**Do this**: Copy the line containing "Decode this image", then all lines after it up to and including the final line of the material, exactly and without additions.

[Extracted data entries]
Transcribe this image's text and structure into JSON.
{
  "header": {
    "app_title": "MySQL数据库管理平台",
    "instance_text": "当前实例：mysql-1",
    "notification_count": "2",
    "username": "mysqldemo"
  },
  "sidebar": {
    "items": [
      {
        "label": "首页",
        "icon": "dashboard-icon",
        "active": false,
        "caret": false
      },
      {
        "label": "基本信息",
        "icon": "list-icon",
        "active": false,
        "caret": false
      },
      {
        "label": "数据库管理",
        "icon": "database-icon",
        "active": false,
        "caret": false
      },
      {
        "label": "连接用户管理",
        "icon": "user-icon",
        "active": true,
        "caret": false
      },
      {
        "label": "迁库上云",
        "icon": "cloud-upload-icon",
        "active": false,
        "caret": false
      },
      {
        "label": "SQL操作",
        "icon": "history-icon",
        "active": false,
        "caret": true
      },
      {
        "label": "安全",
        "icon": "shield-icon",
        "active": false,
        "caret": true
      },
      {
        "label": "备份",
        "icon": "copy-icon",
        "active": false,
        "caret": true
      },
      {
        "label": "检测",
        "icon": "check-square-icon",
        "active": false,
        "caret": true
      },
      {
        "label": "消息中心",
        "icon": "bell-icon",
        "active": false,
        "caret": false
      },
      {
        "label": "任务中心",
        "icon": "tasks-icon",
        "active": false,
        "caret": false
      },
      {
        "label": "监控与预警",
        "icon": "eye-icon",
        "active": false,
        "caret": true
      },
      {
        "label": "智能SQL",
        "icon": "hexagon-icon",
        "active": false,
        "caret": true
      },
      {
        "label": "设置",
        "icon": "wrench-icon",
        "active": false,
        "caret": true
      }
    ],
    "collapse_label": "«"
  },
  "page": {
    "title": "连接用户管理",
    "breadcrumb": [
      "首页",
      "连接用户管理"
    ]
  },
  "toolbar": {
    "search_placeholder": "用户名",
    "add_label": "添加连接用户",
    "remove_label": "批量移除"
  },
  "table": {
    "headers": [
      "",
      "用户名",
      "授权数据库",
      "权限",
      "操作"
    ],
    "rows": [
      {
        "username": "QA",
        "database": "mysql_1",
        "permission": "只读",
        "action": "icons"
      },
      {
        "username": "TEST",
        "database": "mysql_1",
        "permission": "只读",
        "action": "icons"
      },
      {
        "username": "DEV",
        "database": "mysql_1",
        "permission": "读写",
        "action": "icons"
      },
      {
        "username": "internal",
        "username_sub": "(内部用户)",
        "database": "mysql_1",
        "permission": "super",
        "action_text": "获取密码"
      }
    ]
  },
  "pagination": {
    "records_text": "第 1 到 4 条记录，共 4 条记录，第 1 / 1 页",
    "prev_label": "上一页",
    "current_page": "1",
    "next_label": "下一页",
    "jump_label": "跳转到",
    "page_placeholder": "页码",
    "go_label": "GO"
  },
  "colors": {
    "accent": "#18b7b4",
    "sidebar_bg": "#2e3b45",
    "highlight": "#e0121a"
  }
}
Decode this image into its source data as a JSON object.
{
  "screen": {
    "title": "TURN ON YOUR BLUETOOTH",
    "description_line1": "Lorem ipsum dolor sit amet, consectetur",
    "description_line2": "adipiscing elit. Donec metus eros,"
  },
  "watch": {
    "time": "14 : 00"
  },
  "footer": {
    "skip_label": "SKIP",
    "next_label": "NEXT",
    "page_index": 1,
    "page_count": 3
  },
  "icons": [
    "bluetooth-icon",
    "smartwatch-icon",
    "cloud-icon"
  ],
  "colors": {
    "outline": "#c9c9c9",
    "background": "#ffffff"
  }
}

**Result of the task**:
Decode this image into its source data as a JSON object.
{
  "screen": {
    "title": "TURN ON YOUR BLUETOOTH",
    "description_line1": "Lorem ipsum dolor sit amet, consectetur",
    "description_line2": "adipiscing elit. Donec metus eros,"
  },
  "watch": {
    "time": "14 : 00"
  },
  "footer": {
    "skip_label": "SKIP",
    "next_label": "NEXT",
    "page_index": 1,
    "page_count": 3
  },
  "icons": [
    "bluetooth-icon",
    "smartwatch-icon",
    "cloud-icon"
  ],
  "colors": {
    "outline": "#c9c9c9",
    "background": "#ffffff"
  }
}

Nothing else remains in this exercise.